Give only the number of lines in the records below that contain the word "ylabel".
BEGIN DATA PROVIDED
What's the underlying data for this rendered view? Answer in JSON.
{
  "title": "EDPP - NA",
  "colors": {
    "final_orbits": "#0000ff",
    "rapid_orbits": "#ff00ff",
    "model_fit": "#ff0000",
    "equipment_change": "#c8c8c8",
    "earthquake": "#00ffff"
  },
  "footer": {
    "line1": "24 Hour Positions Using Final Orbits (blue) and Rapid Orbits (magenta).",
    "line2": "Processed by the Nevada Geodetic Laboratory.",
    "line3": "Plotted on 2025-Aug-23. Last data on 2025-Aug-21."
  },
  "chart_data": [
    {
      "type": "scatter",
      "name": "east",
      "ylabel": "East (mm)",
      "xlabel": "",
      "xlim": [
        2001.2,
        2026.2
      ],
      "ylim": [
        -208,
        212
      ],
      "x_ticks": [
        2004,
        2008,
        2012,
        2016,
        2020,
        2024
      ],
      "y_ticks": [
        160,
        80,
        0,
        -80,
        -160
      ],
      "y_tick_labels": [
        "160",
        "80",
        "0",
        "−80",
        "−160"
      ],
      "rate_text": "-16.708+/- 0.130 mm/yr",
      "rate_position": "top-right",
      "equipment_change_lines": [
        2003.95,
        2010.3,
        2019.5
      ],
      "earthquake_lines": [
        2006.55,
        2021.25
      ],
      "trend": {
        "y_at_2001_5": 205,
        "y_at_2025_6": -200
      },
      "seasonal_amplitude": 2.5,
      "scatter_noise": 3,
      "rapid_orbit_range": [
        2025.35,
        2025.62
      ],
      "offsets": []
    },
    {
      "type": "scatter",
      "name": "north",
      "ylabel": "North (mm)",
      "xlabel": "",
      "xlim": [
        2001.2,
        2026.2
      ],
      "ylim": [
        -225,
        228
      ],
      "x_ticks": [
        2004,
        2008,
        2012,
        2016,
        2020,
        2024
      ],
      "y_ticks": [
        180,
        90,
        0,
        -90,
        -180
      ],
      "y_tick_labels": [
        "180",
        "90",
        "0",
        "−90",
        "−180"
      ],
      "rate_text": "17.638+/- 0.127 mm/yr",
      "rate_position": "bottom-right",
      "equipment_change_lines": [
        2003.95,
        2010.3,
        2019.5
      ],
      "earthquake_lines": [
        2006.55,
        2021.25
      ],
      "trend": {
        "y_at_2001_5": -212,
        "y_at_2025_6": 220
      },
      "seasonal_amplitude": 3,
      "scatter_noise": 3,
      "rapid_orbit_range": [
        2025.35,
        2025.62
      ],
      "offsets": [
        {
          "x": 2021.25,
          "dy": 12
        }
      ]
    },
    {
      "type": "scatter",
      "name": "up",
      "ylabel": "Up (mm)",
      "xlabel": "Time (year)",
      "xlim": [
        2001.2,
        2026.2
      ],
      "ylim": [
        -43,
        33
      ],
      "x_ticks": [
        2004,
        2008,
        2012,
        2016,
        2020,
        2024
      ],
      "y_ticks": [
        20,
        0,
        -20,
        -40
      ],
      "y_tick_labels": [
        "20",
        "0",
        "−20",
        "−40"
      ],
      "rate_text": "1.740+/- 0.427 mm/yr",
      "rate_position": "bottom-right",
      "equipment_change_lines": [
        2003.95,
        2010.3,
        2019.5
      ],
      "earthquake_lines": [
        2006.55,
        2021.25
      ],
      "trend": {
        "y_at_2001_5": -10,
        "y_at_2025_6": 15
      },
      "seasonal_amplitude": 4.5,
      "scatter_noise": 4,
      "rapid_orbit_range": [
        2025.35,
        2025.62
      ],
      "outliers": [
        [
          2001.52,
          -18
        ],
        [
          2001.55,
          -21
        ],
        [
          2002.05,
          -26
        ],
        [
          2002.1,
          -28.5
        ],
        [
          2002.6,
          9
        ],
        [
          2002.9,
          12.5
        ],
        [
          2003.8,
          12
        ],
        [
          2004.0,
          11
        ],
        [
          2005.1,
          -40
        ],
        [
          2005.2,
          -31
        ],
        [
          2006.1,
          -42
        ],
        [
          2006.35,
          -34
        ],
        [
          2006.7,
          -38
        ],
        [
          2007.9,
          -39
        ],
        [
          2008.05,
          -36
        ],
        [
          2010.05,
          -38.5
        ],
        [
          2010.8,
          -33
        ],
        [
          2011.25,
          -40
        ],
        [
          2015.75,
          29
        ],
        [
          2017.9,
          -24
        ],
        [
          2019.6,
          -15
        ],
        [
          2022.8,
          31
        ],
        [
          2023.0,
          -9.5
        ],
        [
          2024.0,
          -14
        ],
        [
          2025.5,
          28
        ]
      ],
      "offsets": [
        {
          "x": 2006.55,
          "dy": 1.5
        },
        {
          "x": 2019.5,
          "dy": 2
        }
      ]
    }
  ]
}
END DATA PROVIDED
• **WRITTEN RESPONSE**: 3